[PROBLEM] Go through the material and pull out every line with the string "interview" in it.

--- Start RAW DATA ---

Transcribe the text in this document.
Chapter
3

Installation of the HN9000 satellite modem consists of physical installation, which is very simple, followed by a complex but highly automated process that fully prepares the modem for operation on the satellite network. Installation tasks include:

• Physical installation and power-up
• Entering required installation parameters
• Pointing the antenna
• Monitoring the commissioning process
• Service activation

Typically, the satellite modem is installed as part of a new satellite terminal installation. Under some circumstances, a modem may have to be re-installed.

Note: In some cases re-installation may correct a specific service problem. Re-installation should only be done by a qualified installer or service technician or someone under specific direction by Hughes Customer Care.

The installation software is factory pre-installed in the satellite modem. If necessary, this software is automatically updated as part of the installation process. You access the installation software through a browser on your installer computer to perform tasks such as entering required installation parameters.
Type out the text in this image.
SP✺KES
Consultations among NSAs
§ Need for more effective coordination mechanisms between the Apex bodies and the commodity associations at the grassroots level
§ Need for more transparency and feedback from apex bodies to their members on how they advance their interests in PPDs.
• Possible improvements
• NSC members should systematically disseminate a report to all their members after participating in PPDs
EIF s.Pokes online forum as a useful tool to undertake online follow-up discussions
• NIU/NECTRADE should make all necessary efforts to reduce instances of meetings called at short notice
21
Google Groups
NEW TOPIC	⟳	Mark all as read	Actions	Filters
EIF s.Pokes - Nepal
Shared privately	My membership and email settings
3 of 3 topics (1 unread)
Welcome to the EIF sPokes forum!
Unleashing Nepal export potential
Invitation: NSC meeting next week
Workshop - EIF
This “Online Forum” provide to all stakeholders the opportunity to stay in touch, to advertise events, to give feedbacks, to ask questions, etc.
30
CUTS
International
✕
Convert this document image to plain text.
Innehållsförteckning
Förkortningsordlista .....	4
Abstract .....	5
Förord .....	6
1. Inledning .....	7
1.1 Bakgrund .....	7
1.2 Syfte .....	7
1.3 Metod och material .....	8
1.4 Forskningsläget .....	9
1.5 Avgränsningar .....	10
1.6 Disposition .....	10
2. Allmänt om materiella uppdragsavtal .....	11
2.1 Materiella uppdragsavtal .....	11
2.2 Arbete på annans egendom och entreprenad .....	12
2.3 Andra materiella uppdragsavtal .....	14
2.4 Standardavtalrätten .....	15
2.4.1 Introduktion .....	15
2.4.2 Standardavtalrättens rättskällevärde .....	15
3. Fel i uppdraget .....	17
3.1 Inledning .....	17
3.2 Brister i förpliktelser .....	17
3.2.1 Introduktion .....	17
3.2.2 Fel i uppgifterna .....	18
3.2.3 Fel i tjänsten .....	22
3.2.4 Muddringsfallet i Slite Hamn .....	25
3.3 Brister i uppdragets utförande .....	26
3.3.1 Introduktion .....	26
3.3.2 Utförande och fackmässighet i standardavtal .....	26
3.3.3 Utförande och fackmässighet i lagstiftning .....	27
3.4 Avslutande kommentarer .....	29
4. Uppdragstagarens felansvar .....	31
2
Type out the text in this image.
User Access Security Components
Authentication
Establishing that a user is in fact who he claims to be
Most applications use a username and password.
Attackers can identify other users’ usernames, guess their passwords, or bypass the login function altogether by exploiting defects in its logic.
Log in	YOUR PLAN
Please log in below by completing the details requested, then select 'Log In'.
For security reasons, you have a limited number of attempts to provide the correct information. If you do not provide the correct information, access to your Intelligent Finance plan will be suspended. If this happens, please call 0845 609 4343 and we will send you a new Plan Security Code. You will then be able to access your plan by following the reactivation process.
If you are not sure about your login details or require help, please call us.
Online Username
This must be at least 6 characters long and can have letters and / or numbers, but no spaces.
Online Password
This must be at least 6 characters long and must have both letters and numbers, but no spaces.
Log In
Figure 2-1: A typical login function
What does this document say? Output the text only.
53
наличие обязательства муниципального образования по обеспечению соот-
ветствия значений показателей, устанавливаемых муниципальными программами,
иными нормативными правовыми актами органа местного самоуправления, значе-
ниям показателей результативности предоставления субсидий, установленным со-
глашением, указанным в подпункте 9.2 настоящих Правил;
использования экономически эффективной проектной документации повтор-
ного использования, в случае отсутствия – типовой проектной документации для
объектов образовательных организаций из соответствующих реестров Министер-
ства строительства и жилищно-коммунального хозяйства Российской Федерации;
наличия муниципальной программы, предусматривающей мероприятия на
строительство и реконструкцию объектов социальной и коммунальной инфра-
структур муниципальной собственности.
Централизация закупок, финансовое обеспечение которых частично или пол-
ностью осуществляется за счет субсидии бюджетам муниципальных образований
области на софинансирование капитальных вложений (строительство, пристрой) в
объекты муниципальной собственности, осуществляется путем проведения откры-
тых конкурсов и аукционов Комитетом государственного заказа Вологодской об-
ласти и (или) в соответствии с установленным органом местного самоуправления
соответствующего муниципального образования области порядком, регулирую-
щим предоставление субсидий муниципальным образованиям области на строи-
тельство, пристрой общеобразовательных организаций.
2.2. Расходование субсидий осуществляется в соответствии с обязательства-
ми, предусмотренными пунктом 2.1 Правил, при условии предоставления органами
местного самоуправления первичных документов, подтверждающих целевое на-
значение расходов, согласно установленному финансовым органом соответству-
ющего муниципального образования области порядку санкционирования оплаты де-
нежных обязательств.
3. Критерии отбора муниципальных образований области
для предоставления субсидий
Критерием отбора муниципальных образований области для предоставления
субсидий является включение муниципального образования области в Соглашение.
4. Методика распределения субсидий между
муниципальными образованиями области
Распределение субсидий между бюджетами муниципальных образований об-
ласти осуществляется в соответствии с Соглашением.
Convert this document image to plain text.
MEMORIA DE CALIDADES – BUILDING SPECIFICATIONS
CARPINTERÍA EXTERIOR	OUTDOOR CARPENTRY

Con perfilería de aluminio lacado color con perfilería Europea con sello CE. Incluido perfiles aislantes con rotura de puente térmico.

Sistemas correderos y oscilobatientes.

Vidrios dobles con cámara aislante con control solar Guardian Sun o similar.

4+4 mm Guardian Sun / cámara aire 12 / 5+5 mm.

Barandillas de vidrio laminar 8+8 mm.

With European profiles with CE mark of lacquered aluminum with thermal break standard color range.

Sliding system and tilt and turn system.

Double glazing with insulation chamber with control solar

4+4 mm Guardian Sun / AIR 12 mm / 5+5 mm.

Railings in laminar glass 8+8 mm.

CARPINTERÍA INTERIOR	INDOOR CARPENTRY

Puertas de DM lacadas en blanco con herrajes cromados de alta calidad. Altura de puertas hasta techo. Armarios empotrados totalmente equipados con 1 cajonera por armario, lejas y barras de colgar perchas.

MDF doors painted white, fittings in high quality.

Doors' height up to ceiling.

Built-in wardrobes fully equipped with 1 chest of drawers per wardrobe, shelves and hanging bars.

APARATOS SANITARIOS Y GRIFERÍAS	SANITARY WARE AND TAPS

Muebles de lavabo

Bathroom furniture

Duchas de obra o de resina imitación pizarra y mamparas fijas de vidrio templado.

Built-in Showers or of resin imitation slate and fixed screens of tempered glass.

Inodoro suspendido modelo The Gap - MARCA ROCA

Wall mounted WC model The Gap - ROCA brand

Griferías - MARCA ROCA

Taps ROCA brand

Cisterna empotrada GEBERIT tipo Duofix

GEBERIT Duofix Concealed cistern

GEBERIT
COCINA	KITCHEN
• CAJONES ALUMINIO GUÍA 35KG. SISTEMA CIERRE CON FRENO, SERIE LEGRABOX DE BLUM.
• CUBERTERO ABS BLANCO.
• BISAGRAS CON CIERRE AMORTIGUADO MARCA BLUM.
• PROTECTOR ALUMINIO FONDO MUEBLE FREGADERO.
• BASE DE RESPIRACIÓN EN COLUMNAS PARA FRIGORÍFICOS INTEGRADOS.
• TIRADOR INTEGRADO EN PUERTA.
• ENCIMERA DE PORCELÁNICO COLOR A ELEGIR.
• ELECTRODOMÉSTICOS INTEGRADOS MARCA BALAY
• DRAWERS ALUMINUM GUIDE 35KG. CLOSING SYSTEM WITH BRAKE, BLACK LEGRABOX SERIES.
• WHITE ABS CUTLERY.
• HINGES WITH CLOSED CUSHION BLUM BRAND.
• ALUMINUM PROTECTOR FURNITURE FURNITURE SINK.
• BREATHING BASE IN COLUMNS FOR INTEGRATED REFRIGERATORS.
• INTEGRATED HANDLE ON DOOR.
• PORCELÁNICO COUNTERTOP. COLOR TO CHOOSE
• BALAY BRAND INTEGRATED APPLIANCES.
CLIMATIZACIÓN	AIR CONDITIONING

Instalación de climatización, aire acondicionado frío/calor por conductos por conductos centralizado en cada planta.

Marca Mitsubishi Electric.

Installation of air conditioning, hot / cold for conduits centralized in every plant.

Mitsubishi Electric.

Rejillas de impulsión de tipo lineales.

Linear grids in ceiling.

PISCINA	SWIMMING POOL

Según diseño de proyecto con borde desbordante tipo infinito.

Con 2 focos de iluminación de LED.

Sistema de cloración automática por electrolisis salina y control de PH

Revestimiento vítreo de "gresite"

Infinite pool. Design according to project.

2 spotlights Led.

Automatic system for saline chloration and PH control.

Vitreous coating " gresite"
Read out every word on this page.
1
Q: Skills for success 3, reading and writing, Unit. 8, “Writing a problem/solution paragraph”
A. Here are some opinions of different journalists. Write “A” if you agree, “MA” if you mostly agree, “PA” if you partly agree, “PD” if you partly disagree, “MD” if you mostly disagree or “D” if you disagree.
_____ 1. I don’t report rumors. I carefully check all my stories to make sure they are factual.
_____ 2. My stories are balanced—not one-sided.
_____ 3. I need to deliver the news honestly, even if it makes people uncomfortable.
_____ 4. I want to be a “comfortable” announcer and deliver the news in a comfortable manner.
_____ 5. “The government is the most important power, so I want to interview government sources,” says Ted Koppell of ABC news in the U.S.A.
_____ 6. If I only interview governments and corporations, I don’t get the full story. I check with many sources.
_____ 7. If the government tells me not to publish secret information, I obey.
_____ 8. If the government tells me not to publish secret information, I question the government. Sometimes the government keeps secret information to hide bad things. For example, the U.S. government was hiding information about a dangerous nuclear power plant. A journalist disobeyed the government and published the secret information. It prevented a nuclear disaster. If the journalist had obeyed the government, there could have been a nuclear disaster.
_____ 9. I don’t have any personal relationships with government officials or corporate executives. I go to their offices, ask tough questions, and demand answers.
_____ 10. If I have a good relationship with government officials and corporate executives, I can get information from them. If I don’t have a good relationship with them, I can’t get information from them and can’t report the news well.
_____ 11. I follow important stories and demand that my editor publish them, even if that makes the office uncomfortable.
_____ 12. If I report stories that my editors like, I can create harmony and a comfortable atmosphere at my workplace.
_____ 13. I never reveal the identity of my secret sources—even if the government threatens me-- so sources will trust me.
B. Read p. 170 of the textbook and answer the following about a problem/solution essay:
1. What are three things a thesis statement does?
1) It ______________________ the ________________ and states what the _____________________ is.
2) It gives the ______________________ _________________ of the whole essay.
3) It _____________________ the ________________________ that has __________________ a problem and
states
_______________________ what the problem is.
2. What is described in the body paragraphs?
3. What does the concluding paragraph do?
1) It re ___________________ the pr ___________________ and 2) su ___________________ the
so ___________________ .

--- End RAW DATA ---

[RESULT]
_____ 5. “The government is the most important power, so I want to interview government sources,” says Ted Koppell of ABC news in the U.S.A.
_____ 6. If I only interview governments and corporations, I don’t get the full story. I check with many sources.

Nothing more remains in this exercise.